##### SOURCE MATERIAL #####

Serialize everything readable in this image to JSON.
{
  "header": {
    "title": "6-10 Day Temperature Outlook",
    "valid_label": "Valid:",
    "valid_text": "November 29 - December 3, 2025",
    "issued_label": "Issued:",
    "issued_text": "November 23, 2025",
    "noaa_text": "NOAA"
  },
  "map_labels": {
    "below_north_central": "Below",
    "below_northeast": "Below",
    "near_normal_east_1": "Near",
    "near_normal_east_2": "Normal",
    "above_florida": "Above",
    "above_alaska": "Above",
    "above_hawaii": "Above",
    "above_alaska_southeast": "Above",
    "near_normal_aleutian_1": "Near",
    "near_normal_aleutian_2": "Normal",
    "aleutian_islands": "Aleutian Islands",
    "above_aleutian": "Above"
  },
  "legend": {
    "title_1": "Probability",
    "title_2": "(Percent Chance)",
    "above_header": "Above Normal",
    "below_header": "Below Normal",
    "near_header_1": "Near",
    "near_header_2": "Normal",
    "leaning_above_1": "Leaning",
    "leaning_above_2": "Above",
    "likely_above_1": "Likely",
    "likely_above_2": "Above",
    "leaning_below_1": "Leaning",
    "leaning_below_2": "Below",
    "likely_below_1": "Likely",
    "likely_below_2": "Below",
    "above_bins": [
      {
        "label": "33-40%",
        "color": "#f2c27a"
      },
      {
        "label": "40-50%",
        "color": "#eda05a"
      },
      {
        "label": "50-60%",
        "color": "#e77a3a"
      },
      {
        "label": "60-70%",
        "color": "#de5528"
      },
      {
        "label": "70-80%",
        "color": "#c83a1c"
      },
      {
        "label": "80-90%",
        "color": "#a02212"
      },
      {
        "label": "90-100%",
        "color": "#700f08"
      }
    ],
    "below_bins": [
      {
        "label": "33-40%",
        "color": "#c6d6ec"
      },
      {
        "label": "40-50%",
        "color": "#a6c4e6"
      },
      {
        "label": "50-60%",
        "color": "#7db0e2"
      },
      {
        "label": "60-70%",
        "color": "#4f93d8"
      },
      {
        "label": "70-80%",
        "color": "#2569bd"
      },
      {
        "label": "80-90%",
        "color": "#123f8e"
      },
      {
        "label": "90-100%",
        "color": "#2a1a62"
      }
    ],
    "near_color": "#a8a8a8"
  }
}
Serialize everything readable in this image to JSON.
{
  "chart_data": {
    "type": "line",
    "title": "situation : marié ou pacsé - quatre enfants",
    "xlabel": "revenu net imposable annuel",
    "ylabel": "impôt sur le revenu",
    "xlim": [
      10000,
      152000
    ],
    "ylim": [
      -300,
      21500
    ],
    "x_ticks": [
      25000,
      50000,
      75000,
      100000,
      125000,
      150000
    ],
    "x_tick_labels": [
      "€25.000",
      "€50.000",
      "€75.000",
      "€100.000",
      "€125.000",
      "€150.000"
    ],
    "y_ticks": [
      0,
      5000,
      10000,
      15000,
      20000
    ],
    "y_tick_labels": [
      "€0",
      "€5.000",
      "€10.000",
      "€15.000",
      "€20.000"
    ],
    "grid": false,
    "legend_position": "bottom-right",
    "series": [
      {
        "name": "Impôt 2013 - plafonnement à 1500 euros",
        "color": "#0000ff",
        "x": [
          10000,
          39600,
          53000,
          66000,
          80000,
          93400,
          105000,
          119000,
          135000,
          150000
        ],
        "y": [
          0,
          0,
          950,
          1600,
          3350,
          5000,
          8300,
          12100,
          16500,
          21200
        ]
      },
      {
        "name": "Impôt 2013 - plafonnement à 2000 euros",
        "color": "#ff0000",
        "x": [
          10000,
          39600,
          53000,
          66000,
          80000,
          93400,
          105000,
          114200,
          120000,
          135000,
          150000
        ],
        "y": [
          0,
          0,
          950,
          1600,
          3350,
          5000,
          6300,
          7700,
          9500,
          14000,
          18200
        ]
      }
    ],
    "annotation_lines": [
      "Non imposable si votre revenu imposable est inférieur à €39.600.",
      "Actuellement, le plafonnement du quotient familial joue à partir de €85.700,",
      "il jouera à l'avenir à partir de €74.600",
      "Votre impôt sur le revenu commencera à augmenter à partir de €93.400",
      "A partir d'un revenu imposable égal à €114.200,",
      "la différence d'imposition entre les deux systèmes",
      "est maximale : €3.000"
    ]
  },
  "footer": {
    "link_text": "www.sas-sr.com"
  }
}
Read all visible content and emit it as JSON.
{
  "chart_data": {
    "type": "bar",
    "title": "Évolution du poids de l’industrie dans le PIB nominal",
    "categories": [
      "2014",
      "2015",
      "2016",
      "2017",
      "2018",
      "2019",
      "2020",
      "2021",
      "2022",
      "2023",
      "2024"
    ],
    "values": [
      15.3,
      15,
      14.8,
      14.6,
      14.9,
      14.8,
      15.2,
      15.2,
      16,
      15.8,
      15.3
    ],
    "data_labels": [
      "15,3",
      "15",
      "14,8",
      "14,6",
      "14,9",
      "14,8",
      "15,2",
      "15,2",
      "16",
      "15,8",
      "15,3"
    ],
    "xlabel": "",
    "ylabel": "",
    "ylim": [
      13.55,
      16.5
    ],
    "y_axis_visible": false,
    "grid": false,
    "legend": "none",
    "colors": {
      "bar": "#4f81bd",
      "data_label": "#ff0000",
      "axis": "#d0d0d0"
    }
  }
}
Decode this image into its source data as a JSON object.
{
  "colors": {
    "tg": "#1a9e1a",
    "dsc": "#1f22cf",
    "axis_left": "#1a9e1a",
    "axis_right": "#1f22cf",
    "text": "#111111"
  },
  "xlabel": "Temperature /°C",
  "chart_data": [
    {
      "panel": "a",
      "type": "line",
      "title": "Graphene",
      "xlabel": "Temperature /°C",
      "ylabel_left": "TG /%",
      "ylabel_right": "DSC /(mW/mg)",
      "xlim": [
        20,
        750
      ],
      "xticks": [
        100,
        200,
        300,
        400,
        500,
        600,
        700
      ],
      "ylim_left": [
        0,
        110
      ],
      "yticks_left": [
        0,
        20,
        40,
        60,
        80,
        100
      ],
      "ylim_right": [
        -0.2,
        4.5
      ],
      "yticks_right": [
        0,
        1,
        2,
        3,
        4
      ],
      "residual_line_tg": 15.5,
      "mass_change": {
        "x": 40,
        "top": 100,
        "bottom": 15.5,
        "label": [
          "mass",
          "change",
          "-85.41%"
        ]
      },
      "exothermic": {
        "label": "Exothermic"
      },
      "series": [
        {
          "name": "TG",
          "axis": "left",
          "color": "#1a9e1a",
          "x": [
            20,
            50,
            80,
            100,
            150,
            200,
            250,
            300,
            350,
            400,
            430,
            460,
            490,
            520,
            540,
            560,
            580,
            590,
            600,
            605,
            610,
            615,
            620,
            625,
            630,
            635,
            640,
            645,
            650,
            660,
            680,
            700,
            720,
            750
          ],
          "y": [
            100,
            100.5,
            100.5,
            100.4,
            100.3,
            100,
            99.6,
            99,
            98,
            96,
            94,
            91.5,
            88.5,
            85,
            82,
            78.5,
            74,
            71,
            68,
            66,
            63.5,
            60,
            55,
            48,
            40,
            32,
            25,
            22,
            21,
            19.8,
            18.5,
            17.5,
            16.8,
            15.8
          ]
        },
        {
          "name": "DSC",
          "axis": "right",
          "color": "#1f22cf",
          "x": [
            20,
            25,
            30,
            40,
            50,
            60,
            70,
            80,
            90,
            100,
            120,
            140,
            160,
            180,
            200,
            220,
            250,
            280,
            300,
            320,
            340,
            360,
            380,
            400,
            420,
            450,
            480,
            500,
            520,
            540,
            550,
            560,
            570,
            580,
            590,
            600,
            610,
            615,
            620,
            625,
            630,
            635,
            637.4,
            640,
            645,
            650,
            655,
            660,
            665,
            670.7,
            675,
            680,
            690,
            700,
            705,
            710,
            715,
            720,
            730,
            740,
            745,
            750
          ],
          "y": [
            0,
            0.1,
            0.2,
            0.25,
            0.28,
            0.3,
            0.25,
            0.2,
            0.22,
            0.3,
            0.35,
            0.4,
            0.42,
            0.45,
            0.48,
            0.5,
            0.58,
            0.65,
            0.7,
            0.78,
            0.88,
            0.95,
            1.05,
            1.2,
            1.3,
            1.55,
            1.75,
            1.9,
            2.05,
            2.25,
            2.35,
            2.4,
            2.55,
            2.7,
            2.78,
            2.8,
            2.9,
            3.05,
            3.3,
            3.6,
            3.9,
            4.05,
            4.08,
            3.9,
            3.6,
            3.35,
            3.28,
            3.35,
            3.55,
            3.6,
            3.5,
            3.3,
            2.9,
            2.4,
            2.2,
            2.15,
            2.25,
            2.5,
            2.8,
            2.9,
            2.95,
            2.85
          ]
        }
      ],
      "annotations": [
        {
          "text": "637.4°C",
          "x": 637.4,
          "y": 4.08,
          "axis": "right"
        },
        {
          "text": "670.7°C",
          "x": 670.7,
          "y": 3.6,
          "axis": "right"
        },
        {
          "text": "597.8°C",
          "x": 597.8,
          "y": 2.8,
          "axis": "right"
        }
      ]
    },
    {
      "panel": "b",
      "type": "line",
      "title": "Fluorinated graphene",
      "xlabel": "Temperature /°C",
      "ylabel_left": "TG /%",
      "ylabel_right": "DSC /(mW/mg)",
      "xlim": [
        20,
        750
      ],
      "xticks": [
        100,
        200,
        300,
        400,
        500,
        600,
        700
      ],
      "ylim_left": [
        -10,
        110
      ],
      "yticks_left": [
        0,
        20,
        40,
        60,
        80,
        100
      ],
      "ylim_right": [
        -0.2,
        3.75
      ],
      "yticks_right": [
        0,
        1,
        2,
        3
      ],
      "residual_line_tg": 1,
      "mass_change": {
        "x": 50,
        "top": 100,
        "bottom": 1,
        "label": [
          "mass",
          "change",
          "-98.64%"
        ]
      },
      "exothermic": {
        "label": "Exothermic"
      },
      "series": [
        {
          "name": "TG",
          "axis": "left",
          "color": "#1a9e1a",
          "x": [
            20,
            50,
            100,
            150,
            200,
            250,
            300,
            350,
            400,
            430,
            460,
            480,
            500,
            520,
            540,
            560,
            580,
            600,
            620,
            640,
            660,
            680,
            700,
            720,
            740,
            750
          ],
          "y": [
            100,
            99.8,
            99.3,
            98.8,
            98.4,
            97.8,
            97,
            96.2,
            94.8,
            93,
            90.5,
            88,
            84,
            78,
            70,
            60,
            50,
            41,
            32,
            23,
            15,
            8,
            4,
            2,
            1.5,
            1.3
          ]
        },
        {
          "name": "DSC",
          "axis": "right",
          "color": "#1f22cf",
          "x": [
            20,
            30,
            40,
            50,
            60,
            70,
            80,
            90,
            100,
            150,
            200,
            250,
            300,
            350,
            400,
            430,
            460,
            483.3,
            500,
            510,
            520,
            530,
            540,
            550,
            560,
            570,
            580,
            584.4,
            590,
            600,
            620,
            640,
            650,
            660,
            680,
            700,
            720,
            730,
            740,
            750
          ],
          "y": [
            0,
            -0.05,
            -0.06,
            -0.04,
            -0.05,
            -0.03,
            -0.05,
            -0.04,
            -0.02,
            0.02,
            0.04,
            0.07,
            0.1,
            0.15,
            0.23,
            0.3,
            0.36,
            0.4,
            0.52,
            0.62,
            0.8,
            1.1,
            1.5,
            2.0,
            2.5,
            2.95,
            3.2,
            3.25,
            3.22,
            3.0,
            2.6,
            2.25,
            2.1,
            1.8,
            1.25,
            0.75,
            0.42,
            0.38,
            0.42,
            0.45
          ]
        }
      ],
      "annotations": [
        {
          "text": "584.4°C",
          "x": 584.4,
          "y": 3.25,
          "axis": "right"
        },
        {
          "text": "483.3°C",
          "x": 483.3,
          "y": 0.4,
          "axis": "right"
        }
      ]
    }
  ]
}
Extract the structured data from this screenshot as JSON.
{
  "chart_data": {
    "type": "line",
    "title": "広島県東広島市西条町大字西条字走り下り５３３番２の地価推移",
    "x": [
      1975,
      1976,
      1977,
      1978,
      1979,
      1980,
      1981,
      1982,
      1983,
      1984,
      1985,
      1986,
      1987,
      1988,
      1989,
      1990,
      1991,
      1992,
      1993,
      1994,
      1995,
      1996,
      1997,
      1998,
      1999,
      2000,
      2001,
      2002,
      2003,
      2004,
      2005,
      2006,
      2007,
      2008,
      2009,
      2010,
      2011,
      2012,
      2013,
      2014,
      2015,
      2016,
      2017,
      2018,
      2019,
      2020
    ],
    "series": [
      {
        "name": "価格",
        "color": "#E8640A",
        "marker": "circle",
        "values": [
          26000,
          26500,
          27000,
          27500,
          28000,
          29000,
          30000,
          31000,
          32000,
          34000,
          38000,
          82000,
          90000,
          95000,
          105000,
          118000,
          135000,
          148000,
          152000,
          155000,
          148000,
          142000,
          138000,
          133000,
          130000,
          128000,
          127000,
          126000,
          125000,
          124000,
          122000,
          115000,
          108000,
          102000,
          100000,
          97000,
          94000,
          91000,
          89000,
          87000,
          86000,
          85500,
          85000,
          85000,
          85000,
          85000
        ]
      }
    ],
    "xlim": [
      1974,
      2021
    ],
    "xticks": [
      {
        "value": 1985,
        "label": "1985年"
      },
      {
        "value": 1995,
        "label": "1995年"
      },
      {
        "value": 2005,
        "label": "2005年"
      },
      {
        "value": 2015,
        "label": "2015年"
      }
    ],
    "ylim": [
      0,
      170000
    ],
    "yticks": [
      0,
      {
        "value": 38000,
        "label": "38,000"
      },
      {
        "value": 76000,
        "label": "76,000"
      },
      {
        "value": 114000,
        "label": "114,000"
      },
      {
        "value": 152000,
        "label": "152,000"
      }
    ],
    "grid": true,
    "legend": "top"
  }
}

#####

Set out every line from the material that contains the string "November".

__ANSWER FOR THE TASK__:
    "valid_text": "November 29 - December 3, 2025",
    "issued_text": "November 23, 2025",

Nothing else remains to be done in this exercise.